• [What is being asked] Show every line where "this" occurs.

• [Given records]
-- begin --

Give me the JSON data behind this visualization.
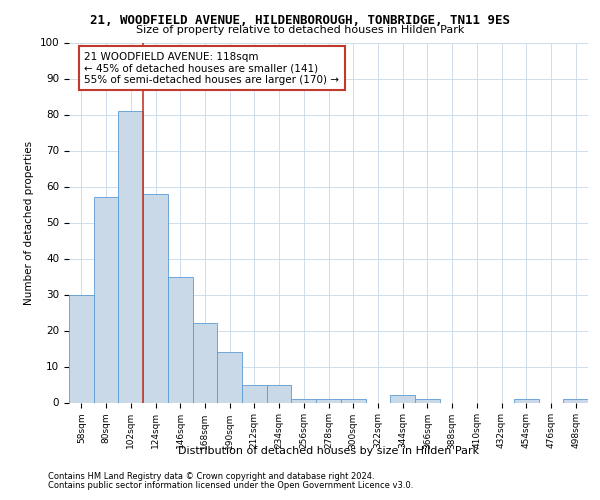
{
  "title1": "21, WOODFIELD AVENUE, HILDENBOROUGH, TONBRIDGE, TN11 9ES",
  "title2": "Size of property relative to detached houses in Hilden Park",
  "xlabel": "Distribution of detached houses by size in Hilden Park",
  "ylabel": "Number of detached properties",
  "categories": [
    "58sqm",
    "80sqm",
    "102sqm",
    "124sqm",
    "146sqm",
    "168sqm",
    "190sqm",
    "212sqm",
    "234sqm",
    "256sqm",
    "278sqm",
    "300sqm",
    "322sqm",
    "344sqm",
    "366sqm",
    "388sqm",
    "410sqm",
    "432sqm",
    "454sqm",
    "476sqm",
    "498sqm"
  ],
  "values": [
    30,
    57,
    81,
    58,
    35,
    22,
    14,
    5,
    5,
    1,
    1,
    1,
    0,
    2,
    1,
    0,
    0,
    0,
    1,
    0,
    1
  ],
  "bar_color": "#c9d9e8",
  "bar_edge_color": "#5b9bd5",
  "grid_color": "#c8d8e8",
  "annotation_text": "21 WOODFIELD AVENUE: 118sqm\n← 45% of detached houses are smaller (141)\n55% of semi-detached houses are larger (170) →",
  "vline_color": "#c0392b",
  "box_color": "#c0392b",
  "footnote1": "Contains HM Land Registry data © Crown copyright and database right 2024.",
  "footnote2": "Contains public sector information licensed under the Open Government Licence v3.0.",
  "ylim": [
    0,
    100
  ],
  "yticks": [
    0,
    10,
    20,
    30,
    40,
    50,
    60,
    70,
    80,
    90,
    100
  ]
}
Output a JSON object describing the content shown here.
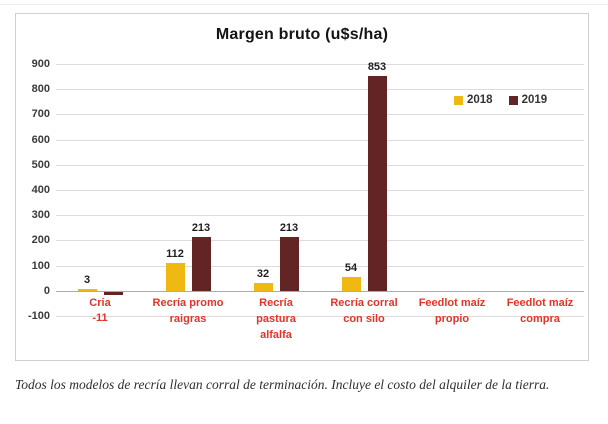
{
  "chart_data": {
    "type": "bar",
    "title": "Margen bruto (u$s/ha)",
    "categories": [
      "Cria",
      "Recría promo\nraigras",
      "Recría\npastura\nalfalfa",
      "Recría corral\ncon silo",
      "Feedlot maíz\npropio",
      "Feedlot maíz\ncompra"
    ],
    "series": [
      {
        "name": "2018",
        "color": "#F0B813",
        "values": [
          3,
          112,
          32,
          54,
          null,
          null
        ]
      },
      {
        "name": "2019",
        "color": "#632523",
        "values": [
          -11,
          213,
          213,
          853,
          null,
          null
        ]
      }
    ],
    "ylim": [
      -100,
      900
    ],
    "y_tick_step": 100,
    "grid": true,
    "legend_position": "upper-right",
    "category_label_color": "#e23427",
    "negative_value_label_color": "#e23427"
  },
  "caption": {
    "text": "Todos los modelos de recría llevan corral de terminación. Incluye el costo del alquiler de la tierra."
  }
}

-- end --
-- begin --

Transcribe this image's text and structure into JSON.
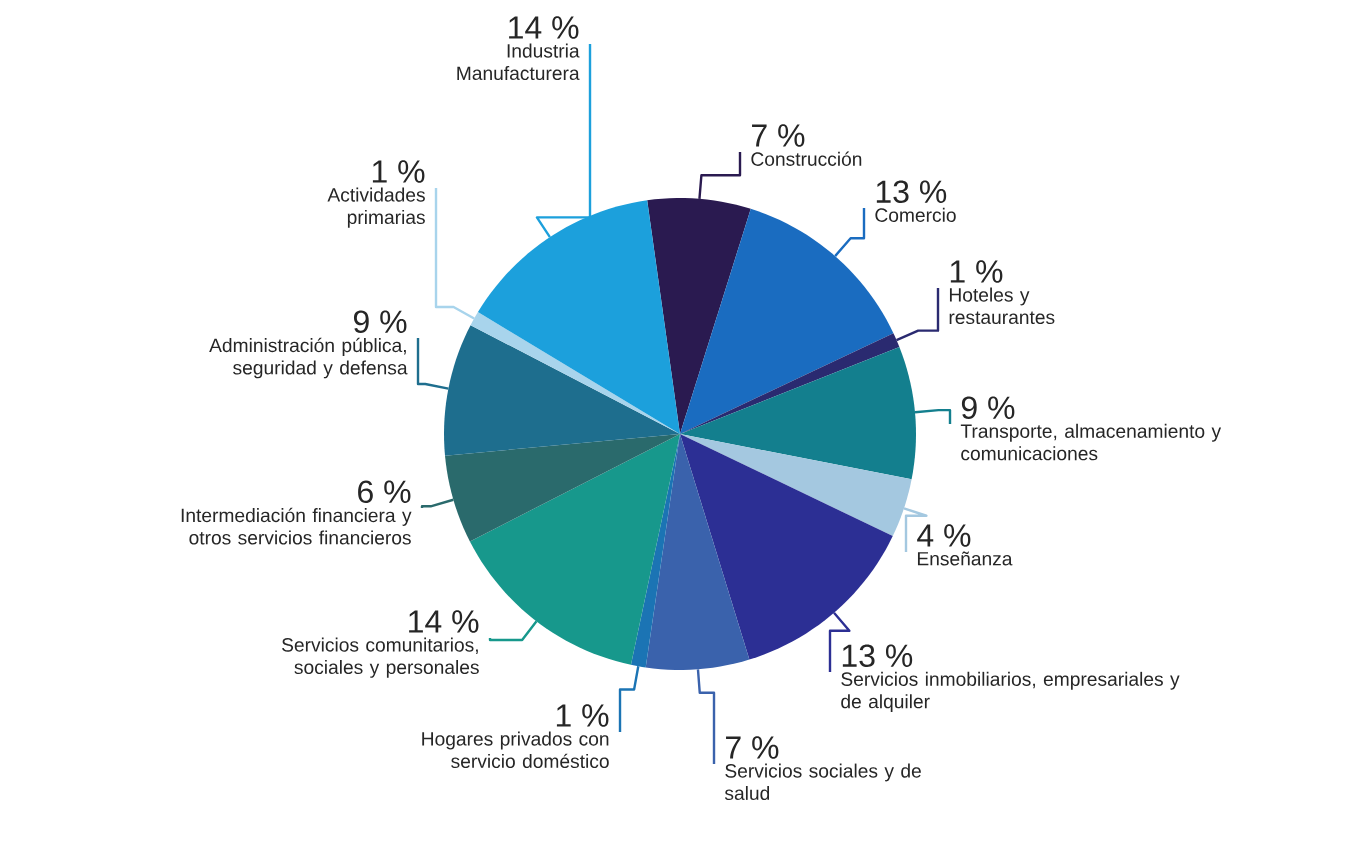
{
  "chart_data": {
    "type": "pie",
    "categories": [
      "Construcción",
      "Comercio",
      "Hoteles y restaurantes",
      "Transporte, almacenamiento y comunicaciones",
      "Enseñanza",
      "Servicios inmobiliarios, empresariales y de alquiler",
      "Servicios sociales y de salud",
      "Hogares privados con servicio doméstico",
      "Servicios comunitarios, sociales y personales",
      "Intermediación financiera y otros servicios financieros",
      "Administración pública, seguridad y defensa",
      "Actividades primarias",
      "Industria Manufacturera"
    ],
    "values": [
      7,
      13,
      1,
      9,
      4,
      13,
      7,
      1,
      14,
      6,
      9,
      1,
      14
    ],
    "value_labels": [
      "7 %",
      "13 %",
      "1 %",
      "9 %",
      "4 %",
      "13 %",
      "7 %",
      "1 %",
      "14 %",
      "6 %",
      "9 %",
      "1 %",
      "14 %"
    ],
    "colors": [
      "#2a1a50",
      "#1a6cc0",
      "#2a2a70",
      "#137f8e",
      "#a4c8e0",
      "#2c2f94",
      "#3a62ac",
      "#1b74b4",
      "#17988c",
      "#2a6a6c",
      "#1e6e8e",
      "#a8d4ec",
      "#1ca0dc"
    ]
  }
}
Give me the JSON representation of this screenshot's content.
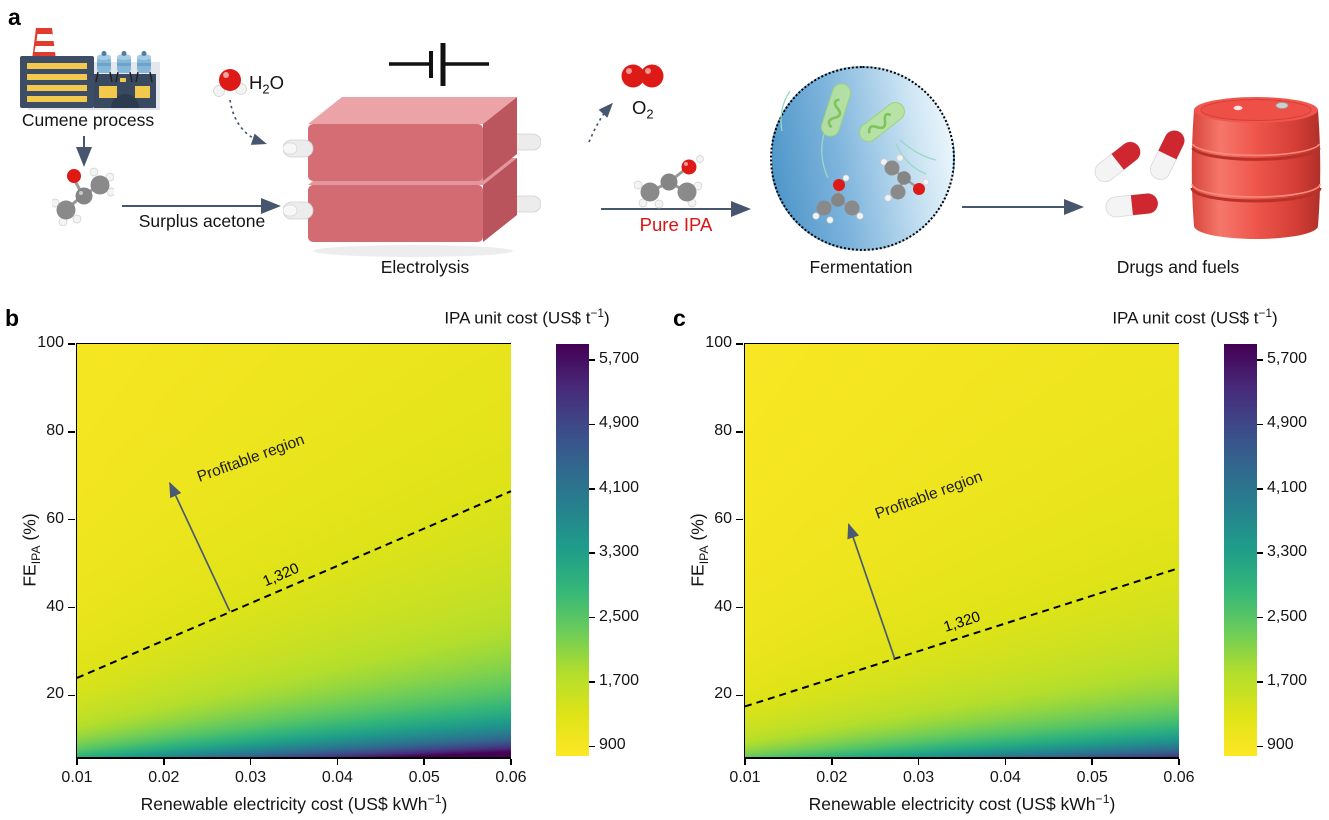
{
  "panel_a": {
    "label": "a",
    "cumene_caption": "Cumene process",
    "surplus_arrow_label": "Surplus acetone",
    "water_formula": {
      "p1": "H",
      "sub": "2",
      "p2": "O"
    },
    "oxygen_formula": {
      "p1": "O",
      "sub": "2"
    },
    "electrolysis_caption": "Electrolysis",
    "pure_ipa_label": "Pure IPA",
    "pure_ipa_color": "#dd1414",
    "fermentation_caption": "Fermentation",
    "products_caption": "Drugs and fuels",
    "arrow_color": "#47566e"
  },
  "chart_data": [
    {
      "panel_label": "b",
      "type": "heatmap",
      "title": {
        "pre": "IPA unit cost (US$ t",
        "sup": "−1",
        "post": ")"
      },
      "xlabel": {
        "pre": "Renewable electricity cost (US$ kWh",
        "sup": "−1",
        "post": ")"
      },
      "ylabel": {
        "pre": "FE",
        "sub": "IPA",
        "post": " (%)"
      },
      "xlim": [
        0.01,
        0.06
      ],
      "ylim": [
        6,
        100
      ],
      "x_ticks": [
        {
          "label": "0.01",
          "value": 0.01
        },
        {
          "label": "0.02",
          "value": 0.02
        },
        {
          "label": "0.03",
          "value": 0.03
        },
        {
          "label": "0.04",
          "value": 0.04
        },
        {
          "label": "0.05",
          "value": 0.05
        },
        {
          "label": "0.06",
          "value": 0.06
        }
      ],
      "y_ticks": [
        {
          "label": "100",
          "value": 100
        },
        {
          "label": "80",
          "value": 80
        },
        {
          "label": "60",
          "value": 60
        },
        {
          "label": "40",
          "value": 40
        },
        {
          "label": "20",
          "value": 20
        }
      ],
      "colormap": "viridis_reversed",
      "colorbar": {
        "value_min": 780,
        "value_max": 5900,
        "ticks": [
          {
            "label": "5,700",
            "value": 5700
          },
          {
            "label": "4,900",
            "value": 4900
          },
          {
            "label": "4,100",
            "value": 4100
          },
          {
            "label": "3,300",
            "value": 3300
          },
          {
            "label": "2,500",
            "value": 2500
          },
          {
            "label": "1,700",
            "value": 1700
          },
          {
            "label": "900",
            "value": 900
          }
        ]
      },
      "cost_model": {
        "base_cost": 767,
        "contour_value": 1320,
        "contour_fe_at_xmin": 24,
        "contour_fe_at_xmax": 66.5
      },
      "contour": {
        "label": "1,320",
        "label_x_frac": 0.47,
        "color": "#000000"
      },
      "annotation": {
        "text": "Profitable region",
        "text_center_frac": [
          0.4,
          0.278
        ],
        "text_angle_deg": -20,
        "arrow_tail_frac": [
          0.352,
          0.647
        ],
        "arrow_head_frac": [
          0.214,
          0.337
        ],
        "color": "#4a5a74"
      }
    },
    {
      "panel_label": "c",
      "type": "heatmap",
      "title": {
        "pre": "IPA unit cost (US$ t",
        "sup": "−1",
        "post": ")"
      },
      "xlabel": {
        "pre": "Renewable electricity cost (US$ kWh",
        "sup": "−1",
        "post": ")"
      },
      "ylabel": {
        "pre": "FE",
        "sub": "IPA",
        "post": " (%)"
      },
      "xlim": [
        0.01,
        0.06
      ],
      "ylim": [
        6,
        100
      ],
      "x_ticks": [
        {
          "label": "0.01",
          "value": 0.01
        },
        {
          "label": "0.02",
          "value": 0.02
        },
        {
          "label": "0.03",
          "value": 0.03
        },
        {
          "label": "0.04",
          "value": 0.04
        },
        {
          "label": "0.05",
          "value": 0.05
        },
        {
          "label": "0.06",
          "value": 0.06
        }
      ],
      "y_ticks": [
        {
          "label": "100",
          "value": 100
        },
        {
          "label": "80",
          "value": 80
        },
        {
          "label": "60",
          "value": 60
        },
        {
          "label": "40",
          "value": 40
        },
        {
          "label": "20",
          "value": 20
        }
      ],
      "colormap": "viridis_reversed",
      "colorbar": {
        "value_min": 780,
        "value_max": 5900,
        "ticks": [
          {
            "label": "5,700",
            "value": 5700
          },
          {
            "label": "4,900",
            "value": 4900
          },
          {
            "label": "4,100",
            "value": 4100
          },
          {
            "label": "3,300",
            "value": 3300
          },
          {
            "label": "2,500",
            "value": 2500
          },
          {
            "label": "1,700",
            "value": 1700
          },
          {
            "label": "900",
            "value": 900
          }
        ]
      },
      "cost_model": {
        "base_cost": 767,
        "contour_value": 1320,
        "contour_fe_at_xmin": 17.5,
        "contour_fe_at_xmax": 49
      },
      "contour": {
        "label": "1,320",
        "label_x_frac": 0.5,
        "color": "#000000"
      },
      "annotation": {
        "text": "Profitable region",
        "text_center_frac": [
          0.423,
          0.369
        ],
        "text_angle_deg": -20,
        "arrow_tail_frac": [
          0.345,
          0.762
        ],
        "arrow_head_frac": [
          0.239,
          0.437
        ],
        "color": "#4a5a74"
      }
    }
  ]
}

-- end --

• [Complete output]
Give me the JSON data behind this visualization.
Transcribe this image's text and structure into JSON.
Give me the JSON representation of this screenshot's content.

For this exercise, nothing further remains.